## Given problem
From the listing below, pull out every line where the string "name" appears.

(Data tied to figure images)
########

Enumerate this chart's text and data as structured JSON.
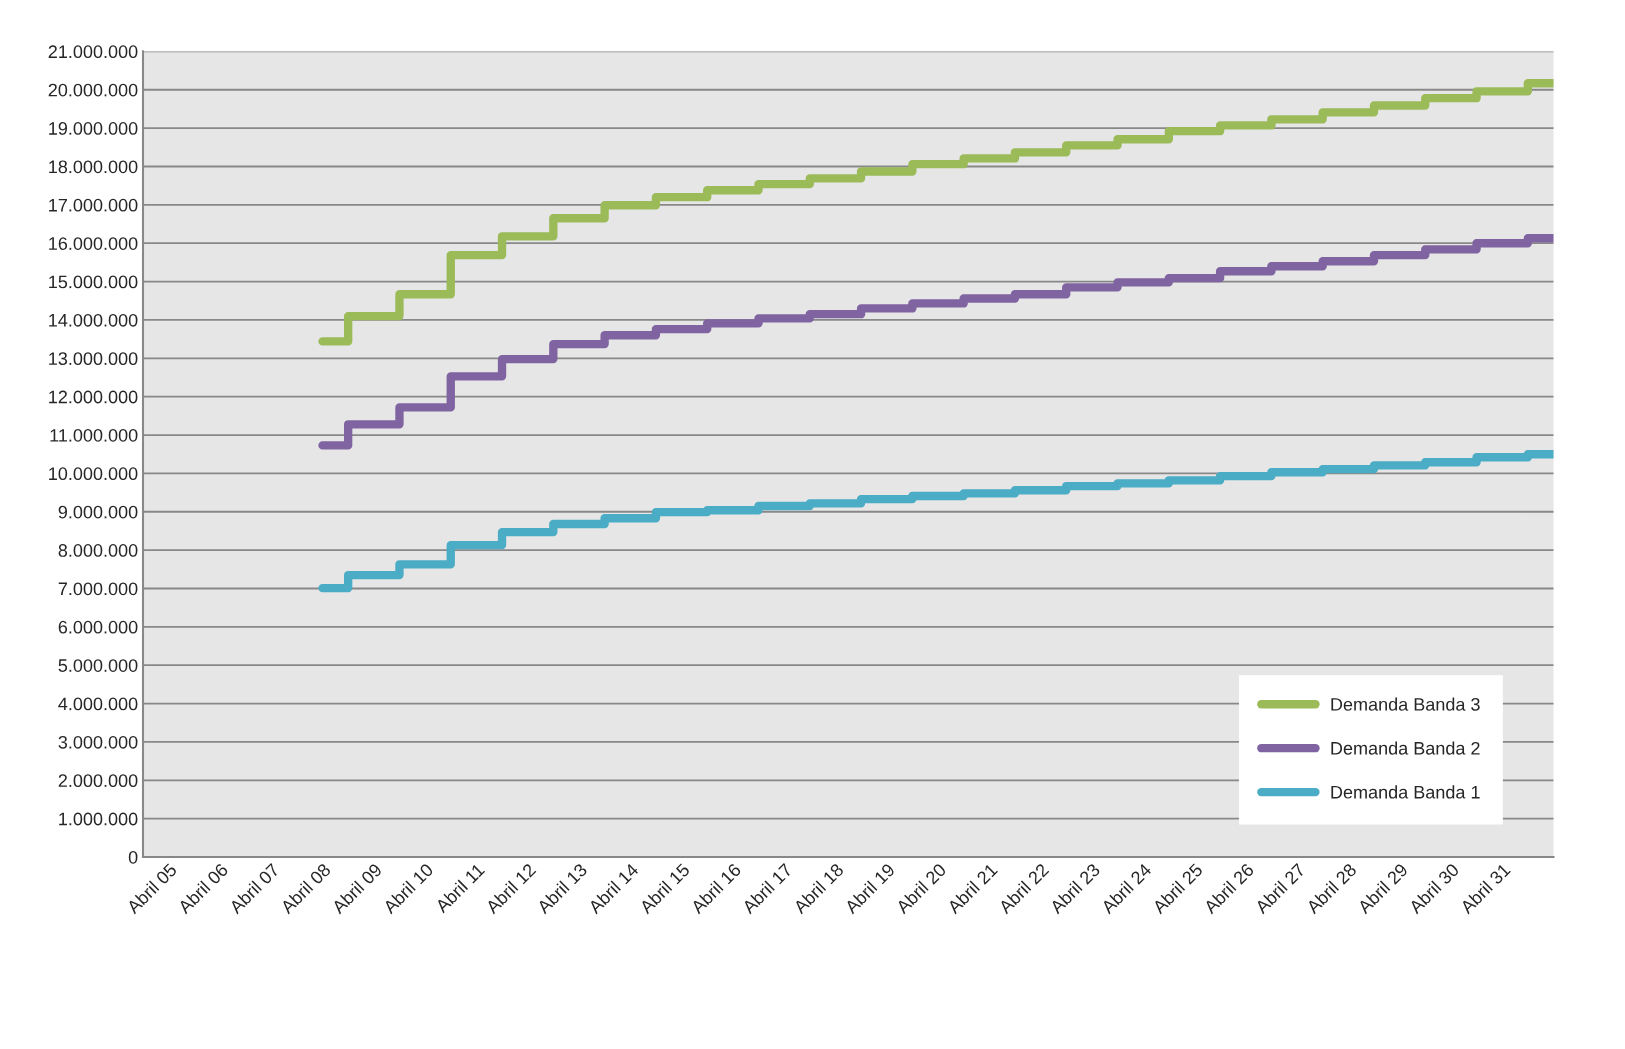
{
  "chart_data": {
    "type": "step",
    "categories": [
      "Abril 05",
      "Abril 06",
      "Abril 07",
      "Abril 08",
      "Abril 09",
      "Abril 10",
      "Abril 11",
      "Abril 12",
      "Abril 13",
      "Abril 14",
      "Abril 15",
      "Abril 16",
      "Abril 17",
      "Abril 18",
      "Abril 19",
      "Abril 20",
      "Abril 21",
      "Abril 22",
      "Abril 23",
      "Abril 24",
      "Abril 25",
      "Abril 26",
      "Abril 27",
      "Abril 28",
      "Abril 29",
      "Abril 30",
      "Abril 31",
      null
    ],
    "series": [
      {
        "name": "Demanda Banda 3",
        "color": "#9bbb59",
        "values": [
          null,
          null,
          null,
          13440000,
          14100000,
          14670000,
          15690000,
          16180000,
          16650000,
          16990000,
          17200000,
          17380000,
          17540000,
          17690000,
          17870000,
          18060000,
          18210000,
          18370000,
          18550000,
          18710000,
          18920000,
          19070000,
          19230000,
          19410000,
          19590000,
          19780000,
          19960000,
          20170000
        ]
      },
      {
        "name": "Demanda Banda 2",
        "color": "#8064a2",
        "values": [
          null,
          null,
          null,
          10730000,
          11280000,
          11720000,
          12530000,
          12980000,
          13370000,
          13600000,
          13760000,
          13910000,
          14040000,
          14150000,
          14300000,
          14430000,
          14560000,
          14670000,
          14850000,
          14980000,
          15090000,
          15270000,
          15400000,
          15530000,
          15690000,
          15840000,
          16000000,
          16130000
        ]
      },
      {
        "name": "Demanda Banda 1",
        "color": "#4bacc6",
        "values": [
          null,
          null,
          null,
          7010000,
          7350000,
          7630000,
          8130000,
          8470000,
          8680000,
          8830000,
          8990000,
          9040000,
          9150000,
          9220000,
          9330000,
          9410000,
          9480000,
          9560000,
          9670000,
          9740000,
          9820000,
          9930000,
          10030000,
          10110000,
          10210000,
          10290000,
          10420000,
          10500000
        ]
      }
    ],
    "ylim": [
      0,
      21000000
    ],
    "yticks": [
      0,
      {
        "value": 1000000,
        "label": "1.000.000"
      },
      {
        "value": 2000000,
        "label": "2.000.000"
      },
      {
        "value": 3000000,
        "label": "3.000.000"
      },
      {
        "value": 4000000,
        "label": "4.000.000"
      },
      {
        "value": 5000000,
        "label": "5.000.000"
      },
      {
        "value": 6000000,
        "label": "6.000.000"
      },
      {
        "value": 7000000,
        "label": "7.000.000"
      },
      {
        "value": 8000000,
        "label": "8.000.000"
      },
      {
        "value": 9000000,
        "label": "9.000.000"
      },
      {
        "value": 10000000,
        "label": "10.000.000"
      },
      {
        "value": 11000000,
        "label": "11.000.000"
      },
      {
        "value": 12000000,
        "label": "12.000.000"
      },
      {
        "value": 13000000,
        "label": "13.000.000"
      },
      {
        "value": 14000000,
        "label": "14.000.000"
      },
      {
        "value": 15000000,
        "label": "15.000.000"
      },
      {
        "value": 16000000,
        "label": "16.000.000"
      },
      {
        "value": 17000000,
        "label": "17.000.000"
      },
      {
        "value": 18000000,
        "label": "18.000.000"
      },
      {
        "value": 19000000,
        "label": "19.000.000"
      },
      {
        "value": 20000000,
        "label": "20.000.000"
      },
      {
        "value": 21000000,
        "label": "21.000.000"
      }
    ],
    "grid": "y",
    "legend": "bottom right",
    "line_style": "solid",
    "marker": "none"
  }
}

########

## Answer
        "name": "Demanda Banda 3",
        "name": "Demanda Banda 2",
        "name": "Demanda Banda 1",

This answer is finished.